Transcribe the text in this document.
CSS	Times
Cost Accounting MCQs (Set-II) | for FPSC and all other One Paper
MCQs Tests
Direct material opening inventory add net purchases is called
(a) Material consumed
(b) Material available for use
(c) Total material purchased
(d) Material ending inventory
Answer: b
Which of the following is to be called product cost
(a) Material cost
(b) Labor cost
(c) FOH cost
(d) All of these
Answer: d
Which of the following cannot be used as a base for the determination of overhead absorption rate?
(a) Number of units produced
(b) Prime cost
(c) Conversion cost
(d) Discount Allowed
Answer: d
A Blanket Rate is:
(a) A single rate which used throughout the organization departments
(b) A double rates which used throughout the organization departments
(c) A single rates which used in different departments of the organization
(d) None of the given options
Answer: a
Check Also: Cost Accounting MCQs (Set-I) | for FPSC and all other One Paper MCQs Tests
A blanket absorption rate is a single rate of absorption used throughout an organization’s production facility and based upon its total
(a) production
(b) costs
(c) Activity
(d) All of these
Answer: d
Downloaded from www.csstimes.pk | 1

◆ TASK STATEMENT:
Exactly reproduce every line found in the records.

◆ SOLUTION FOR THIS TASK:
Transcribe the text in this document.
CSS	Times
Cost Accounting MCQs (Set-II) | for FPSC and all other One Paper
MCQs Tests
Direct material opening inventory add net purchases is called
(a) Material consumed
(b) Material available for use
(c) Total material purchased
(d) Material ending inventory
Answer: b
Which of the following is to be called product cost
(a) Material cost
(b) Labor cost
(c) FOH cost
(d) All of these
Answer: d
Which of the following cannot be used as a base for the determination of overhead absorption rate?
(a) Number of units produced
(b) Prime cost
(c) Conversion cost
(d) Discount Allowed
Answer: d
A Blanket Rate is:
(a) A single rate which used throughout the organization departments
(b) A double rates which used throughout the organization departments
(c) A single rates which used in different departments of the organization
(d) None of the given options
Answer: a
Check Also: Cost Accounting MCQs (Set-I) | for FPSC and all other One Paper MCQs Tests
A blanket absorption rate is a single rate of absorption used throughout an organization’s production facility and based upon its total
(a) production
(b) costs
(c) Activity
(d) All of these
Answer: d
Downloaded from www.csstimes.pk | 1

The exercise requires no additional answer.